> **EXERCISE**
Look through the lines of the material and count those containing "name". Give that count alone.

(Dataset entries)
☆ ☆ ☆
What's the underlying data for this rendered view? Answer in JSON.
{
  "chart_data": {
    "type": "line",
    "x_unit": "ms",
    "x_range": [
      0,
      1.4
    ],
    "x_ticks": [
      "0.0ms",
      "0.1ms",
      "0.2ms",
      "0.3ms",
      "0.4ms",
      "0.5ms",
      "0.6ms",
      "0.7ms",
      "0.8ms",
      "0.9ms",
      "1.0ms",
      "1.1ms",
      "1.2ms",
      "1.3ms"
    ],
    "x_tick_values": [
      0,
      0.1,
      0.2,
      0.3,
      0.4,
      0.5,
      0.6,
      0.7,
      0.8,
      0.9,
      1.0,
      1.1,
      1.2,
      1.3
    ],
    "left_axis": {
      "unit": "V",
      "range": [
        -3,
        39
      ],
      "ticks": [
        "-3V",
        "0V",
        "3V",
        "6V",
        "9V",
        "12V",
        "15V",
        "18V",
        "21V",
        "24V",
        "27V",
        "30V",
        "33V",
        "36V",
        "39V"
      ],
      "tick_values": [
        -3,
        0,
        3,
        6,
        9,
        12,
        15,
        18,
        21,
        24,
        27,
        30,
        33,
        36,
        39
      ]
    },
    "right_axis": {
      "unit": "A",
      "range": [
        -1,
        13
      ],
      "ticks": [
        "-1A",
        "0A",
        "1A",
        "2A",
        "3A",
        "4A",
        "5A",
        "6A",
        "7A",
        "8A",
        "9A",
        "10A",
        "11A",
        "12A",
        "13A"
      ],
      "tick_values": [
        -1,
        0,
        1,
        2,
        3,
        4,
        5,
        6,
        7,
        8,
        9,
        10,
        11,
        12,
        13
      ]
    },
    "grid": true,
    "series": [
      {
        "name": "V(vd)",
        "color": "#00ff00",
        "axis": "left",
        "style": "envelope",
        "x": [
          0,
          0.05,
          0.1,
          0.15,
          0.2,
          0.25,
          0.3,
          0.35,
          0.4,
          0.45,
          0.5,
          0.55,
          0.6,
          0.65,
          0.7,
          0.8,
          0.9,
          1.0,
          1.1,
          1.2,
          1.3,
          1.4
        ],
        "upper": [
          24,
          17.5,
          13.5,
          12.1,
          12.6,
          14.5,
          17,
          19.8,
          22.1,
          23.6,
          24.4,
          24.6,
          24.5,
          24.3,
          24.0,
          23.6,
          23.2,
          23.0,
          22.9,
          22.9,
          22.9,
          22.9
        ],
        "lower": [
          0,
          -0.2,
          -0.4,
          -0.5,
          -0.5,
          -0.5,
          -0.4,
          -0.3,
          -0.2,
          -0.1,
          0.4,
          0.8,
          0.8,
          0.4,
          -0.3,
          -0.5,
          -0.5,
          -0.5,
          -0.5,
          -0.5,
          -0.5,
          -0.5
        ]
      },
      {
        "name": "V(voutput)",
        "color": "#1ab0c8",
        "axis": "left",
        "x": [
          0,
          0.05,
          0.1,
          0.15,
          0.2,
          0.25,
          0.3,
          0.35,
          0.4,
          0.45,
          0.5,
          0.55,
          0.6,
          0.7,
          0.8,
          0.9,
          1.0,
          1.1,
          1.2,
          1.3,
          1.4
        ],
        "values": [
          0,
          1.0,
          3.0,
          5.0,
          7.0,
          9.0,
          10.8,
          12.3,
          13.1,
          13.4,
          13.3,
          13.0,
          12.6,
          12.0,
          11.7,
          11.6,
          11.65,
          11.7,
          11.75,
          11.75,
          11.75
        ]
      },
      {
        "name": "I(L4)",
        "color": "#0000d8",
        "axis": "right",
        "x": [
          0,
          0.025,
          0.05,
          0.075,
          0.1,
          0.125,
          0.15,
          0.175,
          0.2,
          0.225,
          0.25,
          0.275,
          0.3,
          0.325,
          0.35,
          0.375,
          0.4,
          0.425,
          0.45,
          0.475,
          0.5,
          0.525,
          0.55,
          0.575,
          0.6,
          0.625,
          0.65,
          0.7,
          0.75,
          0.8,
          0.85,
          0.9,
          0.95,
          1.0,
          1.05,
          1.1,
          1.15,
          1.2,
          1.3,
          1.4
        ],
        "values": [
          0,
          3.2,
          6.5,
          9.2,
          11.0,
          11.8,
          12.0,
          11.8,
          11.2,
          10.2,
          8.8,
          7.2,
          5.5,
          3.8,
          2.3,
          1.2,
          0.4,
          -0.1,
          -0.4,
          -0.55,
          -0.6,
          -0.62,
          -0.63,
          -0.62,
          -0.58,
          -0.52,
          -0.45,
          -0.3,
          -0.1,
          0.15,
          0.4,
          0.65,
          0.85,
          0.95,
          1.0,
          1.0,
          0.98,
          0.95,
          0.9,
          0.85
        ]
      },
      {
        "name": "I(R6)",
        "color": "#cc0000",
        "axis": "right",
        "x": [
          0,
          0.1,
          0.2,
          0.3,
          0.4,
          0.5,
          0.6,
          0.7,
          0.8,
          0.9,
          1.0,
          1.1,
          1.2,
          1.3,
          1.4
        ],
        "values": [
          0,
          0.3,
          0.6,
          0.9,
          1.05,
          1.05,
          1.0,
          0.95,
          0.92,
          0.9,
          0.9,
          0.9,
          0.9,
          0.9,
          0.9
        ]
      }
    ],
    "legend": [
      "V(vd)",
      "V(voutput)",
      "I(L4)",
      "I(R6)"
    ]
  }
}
☆ ☆ ☆
> **SOLVED EXERCISE**
4